What is needed |
Report, as a bare number, how many lines of the material below contain the word "Enumerate".

Data excerpts |
◇ ◇ ◇ ◇
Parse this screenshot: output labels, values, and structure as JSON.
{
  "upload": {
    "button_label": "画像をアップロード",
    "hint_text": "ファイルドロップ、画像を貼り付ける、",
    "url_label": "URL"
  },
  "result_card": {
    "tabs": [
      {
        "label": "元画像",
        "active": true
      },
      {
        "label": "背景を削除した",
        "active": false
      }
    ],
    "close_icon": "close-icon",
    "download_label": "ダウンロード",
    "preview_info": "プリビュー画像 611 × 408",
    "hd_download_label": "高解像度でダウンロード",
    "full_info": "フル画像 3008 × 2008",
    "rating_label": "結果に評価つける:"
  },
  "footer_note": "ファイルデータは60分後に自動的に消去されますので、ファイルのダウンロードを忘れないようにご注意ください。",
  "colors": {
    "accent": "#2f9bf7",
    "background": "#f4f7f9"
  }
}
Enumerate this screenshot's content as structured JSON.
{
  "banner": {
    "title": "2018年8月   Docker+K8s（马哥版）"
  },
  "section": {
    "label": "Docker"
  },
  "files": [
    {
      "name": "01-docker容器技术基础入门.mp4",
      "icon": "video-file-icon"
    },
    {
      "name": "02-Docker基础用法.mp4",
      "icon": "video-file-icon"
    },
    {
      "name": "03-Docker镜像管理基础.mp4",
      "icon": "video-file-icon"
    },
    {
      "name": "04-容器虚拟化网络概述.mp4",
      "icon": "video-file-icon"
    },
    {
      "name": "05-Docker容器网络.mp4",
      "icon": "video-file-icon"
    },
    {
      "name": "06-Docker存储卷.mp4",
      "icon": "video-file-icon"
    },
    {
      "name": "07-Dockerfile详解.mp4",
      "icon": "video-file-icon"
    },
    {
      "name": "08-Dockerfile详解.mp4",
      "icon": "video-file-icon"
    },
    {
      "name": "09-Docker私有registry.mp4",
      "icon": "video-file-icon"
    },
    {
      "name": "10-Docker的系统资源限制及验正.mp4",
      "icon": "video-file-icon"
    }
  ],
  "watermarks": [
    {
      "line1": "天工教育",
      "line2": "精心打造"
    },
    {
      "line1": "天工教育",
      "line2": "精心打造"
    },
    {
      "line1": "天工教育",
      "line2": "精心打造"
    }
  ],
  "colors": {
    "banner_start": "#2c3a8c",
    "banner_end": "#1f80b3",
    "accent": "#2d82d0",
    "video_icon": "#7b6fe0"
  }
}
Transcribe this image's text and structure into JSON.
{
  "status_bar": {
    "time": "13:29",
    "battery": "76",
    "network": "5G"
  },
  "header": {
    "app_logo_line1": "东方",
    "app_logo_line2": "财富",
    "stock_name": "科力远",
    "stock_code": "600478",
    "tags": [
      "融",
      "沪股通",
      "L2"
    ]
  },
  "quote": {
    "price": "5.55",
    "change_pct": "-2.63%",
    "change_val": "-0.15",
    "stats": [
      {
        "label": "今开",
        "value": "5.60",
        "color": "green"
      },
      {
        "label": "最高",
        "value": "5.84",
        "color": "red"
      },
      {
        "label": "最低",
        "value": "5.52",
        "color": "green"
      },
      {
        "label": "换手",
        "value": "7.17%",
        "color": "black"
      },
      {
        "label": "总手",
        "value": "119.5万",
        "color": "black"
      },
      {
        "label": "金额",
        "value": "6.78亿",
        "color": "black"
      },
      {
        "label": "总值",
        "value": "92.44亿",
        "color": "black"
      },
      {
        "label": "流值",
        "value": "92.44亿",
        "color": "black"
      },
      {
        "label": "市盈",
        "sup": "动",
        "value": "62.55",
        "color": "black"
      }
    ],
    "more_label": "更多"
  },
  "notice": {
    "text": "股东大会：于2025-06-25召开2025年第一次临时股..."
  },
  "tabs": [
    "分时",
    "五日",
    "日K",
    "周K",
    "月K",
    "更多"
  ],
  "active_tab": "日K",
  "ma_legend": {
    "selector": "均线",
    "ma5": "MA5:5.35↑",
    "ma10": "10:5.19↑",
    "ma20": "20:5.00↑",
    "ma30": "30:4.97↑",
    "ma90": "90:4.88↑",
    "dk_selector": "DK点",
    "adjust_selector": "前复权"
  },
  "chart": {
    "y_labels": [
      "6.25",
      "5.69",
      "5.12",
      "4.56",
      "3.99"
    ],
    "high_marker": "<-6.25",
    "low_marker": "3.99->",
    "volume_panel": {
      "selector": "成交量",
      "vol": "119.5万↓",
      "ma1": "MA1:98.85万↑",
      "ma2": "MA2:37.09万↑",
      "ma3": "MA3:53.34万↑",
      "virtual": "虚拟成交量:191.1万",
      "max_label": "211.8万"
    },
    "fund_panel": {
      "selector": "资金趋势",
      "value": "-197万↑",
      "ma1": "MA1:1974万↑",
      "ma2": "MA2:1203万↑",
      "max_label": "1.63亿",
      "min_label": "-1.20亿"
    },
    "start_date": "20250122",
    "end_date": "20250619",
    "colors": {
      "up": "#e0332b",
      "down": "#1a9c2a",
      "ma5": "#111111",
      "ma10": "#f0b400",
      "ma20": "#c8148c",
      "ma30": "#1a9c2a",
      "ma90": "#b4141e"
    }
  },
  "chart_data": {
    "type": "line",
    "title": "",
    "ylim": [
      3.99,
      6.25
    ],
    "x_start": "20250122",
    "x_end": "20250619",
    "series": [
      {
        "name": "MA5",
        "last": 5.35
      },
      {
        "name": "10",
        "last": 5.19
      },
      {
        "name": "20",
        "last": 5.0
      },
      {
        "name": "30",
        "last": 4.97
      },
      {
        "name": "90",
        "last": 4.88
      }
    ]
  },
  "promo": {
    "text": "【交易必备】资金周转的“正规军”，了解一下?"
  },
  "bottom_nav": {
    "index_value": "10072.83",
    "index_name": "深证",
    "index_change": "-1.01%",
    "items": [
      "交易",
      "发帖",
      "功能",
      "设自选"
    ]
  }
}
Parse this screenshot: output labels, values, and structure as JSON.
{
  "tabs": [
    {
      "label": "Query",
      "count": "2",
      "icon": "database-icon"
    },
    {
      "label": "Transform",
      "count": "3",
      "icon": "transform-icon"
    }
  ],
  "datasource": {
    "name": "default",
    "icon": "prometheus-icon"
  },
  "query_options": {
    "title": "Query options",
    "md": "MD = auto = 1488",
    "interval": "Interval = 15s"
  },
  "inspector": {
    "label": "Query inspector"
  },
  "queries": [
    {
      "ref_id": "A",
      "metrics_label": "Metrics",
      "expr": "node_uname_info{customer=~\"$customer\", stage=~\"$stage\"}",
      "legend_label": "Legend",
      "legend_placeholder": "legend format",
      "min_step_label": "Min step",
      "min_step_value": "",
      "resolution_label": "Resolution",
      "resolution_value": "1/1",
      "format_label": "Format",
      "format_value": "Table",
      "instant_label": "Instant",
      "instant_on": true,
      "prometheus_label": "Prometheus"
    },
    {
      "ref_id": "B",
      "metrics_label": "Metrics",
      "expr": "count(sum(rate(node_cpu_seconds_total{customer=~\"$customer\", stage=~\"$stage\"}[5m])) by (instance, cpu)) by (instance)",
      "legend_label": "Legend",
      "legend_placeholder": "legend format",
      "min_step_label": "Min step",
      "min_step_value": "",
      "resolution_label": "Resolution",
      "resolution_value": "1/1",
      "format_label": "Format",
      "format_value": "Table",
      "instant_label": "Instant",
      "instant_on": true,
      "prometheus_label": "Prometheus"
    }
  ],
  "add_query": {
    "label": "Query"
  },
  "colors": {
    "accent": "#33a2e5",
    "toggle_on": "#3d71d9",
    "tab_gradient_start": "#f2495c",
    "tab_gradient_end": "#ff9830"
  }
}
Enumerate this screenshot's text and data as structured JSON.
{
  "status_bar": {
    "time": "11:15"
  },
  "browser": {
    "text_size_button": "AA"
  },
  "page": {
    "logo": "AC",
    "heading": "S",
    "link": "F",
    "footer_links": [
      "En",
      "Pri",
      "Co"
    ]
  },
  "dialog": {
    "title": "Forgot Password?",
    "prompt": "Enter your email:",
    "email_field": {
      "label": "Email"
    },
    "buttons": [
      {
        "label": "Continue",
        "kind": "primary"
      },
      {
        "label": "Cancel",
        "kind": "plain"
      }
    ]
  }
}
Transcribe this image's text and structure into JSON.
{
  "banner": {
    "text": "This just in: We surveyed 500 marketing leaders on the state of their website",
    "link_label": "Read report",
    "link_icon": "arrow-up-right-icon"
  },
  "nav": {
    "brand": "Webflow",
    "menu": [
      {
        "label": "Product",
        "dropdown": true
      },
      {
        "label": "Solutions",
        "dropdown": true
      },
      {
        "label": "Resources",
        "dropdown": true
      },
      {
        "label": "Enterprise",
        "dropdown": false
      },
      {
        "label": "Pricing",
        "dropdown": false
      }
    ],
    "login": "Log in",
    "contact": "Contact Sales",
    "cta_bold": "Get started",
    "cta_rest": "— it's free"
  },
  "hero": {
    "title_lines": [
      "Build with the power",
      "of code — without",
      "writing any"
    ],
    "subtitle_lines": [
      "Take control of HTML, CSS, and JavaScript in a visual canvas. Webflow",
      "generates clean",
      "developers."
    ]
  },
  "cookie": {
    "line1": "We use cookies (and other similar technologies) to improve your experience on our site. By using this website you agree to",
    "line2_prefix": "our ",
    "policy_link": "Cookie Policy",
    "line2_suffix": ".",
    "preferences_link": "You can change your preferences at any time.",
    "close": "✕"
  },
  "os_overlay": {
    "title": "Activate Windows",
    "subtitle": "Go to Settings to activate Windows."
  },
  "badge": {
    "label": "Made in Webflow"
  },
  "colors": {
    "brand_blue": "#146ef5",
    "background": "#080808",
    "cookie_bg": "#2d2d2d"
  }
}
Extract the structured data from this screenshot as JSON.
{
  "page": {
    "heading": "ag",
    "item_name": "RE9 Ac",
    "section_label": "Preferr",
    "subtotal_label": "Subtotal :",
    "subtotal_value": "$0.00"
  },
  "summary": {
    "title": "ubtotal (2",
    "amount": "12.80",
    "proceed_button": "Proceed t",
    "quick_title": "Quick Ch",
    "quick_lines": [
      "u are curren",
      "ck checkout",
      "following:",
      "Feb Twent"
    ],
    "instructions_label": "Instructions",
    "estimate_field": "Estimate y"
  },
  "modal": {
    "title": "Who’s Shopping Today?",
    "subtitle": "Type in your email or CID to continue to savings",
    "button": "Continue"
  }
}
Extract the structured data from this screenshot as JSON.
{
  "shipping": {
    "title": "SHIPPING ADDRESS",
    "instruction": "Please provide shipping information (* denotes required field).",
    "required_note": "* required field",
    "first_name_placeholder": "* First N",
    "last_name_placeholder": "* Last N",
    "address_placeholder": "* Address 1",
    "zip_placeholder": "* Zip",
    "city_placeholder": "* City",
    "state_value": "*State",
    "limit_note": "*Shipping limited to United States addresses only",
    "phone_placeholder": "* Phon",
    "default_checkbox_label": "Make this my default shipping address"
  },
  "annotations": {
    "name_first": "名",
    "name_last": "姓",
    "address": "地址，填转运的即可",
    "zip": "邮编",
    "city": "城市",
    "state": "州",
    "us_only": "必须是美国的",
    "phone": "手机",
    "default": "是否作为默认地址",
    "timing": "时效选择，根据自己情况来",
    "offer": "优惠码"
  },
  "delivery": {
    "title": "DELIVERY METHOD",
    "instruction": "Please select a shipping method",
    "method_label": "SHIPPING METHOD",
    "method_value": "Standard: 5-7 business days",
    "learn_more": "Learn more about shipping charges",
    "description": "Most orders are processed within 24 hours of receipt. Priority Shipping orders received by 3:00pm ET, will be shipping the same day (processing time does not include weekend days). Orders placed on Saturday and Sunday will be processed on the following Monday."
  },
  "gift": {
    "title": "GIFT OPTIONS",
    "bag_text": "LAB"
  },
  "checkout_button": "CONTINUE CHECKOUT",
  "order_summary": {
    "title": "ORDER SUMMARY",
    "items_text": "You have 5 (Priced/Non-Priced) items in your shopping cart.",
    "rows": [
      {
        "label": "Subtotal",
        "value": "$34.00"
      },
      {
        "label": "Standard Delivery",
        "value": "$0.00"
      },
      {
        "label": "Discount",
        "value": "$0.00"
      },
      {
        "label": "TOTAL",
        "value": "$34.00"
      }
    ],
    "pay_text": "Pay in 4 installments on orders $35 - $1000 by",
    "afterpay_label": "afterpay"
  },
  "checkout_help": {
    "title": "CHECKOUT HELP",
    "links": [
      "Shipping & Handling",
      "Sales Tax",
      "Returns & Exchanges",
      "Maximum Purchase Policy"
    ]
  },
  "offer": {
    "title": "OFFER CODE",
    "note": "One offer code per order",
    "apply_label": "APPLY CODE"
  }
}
◇ ◇ ◇ ◇
Task result |
2